__WHAT YOU SHOULD DO__.
Gather from the material every line that contains the string "weekday".

__SUPPLIED INFORMATION__.

* start *

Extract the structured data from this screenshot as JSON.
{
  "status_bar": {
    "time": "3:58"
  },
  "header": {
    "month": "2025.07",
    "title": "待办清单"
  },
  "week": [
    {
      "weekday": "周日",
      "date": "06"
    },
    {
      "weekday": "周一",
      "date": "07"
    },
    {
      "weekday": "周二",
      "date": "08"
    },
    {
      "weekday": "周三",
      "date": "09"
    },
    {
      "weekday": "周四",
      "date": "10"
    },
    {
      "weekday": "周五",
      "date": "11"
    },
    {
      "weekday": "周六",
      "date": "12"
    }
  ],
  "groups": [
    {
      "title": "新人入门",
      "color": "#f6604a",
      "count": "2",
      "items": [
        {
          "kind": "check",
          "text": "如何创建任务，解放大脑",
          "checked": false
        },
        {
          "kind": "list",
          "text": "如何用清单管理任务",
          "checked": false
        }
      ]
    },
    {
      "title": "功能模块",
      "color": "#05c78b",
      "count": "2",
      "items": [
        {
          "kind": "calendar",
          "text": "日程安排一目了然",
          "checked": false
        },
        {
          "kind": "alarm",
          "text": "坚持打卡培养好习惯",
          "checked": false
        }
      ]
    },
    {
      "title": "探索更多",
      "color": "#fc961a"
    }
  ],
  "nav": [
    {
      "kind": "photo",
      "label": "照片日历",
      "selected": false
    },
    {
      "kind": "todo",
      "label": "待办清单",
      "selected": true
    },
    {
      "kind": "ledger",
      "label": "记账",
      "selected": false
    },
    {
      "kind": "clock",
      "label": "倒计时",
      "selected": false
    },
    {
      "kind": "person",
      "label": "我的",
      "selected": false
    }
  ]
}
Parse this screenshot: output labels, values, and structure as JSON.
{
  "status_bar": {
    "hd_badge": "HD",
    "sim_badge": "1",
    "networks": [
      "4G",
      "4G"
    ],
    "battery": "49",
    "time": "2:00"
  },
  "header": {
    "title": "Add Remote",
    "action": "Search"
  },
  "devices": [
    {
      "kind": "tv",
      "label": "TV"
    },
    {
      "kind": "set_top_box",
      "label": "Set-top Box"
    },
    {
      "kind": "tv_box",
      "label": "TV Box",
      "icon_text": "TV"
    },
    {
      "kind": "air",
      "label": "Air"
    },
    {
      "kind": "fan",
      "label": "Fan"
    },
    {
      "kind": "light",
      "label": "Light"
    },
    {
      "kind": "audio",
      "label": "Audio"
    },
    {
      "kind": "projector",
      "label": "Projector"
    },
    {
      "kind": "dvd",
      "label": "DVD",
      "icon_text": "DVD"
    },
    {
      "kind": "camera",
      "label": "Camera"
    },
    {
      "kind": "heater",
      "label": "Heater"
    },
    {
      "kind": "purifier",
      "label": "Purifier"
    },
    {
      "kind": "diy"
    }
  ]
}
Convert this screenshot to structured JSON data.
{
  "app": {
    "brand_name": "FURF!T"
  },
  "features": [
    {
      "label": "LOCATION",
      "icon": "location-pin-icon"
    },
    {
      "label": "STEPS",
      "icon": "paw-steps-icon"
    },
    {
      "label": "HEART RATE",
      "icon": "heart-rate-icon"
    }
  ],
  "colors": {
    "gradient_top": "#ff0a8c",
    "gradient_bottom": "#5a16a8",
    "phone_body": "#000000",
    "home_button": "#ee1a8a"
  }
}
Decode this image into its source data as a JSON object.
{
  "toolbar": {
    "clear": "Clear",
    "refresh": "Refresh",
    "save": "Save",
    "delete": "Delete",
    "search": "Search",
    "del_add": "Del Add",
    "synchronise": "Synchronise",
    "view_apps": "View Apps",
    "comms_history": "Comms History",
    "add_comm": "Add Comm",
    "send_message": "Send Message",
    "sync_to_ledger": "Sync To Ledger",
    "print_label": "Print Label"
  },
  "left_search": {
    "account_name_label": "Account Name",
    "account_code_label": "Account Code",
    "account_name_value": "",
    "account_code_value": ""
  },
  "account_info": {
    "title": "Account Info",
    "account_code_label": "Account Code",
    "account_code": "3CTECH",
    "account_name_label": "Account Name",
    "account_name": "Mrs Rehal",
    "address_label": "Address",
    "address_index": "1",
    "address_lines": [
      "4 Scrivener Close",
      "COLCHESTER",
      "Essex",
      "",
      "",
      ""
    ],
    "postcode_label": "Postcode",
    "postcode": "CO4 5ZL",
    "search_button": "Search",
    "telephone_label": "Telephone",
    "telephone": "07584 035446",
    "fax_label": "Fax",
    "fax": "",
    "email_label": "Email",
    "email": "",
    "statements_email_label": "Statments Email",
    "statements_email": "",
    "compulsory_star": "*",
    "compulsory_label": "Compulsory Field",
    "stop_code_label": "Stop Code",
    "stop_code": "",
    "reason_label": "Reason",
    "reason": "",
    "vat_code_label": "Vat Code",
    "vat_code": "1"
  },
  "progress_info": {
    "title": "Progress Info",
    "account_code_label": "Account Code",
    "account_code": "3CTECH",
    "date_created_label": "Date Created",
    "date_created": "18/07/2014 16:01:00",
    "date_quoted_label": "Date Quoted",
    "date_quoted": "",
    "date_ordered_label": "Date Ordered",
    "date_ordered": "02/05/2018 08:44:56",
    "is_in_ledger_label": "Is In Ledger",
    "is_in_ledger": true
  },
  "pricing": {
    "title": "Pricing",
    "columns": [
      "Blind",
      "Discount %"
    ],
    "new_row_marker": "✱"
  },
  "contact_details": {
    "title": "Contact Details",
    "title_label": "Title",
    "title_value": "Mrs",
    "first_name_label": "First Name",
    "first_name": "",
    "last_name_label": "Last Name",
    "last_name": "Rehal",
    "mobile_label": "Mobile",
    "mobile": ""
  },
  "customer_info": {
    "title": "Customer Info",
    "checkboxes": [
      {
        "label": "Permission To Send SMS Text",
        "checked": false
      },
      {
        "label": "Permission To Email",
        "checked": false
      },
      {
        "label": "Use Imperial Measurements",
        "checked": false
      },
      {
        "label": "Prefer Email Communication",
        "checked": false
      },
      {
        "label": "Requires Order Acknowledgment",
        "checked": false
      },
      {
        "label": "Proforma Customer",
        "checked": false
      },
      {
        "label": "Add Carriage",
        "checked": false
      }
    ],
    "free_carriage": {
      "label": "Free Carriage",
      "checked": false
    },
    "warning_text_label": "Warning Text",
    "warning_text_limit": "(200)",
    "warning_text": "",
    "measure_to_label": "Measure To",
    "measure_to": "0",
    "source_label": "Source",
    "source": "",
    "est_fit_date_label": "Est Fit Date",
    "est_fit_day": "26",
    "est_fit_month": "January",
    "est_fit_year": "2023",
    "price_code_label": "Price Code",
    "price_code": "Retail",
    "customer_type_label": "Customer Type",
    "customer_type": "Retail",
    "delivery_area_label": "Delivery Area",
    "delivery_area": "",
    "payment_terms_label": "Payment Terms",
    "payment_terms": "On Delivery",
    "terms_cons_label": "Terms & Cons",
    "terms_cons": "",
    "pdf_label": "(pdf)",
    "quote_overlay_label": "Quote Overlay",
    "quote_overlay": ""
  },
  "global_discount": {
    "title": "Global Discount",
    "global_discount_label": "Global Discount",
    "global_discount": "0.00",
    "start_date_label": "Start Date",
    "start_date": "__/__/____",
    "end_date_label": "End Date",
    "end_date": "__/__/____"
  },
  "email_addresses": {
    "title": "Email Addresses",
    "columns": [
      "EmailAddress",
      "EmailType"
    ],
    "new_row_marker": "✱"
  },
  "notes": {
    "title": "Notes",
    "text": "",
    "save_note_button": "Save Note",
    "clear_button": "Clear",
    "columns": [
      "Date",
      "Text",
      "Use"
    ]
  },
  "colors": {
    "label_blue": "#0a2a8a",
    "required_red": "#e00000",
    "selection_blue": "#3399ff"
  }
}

* end *

__EXERCISE ANSWER__.
      "weekday": "周日",
      "weekday": "周一",
      "weekday": "周二",
      "weekday": "周三",
      "weekday": "周四",
      "weekday": "周五",
      "weekday": "周六",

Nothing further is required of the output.